#### [Quoted passage]
*****

      Now, you can connect your MOTU interface to the Mac using a standard CAT-5e or CAT-6 Ethernet cable up to 100 meters long and stream up to 64 audio channels to and from audio applications running on the Mac at sample rates up to 192 kHz with low latency. Any recent-generation Mac with a built-in Ethernet port running OS X 10.11 is supported.”

      1. Sounds like they are doing a relaunch from a utility update. I guess the only killer new thing is 192 kHz, and is that definitely 64 audio channels at 192 kHz? As these things often scale down to get max channels. It could already plug direct to Mac ethernet, 100m is standard Ethernet router speeds.

        Just like to get real world latency results? And be nice to hear about the ‘V’ in AVB. Is video sending all standard with Motu AVB, if so to what spec? Or does 64 channels not leave any room for HD video or more?

  2. Thank you for the news.

    I own the 1248.

    What I like the most is the “clientless” access to settings and mixes : open your browser, enter your motu’s url, and you have everything, settings, mixers.
    No more mixer software installation required.
*****
#### [Source data]
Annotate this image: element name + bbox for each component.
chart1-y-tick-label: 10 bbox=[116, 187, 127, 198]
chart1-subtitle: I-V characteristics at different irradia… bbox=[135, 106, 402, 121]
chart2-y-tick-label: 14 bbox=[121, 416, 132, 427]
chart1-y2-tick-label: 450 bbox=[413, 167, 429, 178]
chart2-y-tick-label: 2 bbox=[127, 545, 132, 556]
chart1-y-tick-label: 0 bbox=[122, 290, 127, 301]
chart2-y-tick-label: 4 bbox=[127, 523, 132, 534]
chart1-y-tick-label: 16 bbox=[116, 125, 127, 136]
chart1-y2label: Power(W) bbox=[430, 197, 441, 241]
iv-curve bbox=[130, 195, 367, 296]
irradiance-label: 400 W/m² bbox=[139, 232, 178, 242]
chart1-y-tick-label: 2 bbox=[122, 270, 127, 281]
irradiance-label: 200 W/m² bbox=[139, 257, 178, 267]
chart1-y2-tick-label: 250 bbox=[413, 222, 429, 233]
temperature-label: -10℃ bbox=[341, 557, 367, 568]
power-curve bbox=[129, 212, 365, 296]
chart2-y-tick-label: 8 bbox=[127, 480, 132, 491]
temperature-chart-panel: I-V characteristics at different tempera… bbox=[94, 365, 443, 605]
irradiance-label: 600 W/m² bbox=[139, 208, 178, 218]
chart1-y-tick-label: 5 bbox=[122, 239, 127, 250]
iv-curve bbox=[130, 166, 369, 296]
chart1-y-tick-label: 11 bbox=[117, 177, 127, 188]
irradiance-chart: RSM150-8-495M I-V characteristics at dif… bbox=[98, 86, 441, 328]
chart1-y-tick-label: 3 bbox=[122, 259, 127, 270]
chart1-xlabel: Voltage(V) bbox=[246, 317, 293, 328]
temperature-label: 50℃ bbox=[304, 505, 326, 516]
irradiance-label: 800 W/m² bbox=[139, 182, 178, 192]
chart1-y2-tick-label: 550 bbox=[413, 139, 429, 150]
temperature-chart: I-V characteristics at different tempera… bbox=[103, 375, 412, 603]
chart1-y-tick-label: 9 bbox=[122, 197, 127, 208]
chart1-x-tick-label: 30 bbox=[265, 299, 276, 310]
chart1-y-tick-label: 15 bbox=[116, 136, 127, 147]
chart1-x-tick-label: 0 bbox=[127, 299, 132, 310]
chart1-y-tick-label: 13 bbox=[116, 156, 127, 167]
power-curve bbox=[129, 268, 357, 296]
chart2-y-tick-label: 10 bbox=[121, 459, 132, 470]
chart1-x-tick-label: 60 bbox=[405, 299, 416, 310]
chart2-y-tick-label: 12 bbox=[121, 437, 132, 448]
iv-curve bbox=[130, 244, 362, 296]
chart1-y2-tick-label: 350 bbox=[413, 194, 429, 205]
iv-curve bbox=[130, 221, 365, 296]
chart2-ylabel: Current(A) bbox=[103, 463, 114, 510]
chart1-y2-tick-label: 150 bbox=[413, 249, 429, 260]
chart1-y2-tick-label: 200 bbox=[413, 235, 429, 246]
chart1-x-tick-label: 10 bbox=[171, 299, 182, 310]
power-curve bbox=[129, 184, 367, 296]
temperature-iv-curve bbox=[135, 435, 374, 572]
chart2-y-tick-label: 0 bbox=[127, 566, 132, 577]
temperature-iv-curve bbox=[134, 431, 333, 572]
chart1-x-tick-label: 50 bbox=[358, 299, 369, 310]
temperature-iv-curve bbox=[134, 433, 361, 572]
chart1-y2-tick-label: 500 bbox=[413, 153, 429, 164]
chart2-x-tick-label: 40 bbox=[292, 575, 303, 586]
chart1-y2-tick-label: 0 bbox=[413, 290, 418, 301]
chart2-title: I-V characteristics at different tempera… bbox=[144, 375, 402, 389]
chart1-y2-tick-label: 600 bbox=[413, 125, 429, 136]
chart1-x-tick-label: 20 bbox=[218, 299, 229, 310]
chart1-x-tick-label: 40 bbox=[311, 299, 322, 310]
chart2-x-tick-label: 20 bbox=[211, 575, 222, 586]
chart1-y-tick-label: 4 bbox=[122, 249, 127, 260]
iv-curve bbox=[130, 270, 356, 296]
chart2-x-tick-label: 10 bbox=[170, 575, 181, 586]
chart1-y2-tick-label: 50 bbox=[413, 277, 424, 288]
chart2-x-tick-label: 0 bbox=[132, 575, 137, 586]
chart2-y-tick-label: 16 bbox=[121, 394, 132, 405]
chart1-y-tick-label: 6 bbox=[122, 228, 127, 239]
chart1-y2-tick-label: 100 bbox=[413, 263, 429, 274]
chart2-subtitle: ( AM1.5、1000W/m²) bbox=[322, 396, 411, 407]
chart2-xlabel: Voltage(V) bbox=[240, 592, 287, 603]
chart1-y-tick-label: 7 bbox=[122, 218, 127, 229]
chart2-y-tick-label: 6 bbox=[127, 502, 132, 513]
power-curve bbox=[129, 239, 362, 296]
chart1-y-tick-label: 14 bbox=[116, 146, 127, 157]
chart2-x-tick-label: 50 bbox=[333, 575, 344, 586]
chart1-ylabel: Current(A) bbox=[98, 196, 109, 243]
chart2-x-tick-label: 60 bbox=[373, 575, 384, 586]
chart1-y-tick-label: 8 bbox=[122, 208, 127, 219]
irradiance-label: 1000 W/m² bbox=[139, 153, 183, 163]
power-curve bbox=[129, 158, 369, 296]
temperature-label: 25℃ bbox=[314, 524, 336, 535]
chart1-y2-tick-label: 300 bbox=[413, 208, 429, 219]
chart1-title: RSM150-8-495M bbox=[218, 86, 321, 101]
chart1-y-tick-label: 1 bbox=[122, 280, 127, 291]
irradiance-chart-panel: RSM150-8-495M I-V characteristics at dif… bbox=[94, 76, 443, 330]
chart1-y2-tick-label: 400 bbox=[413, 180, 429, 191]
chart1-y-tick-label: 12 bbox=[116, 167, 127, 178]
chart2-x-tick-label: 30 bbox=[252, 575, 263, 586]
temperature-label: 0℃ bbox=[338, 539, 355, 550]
*****
#### [Problems and tasks]
A. Summarize the passage on MOTU interfaces above in two sentences.
B. Answer these questions from the passage on MOTU interfaces, one line each:
(i) Which version of OS X must a supported Mac be running?
(ii) What is the maximum length of Ethernet cable given for connecting the interface?
(iii) Which MOTU model does the commenter who praises "clientless" access own?

#### [Numbered answers]
A. A MOTU interface can now be connected to a Mac with a standard CAT-5e or CAT-6 Ethernet cable up to 100 meters long and stream up to 64 audio channels at sample rates up to 192 kHz with low latency. One commenter questions whether all 64 channels work at 192 kHz and asks about real-world latency and video, while another, who owns the 1248, praises being able to reach settings and mixes through a browser without installing mixer software.

B.
(i) OS X 10.11
(ii) 100 meters
(iii) The 1248